Idaho House Approves Bill Banning Transgender People From Changing Their Sex on Birth Certificates

The Idaho state house has approved a bill that would ban transgender individuals from changing their sex on birth certificates, in a rebuke of LGBT insanity.

House Bill 509 maintains that “there is a compelling interest in maintaining accurate, quantitative, biology-based material facts on Idaho certificates of birth that provide material facts fundamental to the performance of government functions that secure the public health and safety.”

The bill also states that “biological sex is an objectively defined category that has obvious, immutable, and distinguishable characteristics” that are God’s design and cannot be changed by man.

Republican Rep. Julianne Young introduced the legislation in an attempt to stop the LGBT war against science and reality.

“It is better to be correct than politically correct where human lives are concerned,” Young said to the Idaho Statesman.

The legislation passed by a 53-16 margin, but may come in conflict with a federal judge’s edict. U.S. District Court Magistrate Judge Candy W. Dale made a ruling in March 2018 that states are not permitted to ban a mentally-ill individual from changing their sex on their birth certificate.

The edict stated that “a rule providing an avenue to obtain a birth certificate with a listed sex that aligns with an individual’s gender identity promotes the health, well-being, and safety of transgender people without impacting the rights of others.”

RINO state lawmaker Linda Hartgen used the ruling as an excuse to vote against the legislation.

“My job here is to protect all of the people of my district and the state of Idaho,” Hartgen said. “Not just those who look like me.”

This Idaho legislation follows other bills that have been filed in state legislatures across the country to push back against the LGBT plague:

Rep. Ben Baker, a legislator from southwestern Missouri, has introduced the “Parental Oversight of Public Libraries Act” to provide criminal sanctions against librarians who permit children to be exposed to drag queen story hour events without parental consent.

**Stored data**

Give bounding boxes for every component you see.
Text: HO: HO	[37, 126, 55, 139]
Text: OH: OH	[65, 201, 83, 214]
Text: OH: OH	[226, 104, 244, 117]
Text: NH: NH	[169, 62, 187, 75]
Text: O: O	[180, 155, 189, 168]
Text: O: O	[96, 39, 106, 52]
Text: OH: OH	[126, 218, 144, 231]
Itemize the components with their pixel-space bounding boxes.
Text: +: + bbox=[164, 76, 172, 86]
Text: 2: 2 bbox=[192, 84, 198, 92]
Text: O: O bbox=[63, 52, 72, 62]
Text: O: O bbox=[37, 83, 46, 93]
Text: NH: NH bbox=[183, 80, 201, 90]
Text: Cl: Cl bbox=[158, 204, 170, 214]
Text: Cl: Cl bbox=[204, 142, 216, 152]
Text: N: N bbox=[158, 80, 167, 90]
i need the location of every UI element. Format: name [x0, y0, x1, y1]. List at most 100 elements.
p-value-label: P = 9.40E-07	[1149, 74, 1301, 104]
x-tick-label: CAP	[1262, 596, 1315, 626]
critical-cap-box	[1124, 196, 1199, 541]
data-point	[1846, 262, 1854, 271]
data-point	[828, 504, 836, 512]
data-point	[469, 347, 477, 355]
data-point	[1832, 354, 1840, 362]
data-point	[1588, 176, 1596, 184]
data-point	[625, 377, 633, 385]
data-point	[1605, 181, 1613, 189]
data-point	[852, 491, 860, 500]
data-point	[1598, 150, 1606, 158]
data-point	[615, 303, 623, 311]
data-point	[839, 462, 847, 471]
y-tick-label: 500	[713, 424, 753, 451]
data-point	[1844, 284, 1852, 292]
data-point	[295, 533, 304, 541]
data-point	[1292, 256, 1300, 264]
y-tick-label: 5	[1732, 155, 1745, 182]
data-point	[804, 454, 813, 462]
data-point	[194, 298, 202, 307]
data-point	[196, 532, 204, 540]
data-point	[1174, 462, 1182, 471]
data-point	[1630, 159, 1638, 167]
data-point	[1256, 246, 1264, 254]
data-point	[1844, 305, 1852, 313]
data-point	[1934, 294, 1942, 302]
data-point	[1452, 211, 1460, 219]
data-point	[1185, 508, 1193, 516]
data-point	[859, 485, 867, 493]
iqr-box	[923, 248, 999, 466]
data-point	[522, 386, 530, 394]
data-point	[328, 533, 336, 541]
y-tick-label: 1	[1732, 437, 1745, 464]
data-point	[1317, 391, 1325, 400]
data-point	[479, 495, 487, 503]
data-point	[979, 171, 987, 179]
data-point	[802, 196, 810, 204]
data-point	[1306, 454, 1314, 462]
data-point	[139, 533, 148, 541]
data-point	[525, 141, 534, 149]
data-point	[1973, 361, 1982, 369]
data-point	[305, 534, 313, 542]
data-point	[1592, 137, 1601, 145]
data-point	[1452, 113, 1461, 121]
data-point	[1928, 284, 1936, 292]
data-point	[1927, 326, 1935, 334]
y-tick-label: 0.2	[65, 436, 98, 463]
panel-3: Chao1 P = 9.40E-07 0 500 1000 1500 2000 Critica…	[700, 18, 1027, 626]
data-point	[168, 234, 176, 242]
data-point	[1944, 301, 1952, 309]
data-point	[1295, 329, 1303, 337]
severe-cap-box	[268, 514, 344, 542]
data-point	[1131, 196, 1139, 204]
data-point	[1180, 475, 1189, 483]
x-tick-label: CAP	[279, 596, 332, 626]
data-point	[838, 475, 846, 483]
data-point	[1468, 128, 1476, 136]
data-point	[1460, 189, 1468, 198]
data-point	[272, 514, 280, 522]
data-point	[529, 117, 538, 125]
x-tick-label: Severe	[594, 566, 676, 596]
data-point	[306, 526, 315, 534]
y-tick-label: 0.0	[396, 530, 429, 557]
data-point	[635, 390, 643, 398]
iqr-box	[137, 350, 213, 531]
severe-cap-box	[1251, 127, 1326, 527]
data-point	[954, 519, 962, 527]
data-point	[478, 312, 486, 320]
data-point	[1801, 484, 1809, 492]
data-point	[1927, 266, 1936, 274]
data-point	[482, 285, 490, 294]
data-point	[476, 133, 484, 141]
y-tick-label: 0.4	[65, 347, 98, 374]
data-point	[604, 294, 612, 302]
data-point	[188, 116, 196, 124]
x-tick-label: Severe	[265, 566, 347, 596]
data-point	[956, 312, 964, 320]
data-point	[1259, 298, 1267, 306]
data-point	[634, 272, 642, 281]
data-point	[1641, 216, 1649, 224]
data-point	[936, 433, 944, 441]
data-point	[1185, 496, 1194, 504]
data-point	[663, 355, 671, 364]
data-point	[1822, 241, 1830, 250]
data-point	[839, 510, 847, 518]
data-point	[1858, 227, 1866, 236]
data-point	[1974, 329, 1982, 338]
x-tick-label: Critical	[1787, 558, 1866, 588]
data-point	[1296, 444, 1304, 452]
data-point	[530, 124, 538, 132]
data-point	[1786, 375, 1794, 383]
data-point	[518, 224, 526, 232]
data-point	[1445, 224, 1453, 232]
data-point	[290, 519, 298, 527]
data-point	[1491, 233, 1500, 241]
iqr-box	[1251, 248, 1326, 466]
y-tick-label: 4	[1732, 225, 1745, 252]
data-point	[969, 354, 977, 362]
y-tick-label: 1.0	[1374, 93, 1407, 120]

**Work order**
Reproduce word for word the passage of the article on the Idaho birth certificate bill, starting at "Republican Rep. Julianne" and ending at "the Idaho Statesman.".

**Solution**
Republican Rep. Julianne Young introduced the legislation in an attempt to stop the LGBT war against science and reality.

“It is better to be correct than politically correct where human lives are concerned,” Young said to the Idaho Statesman.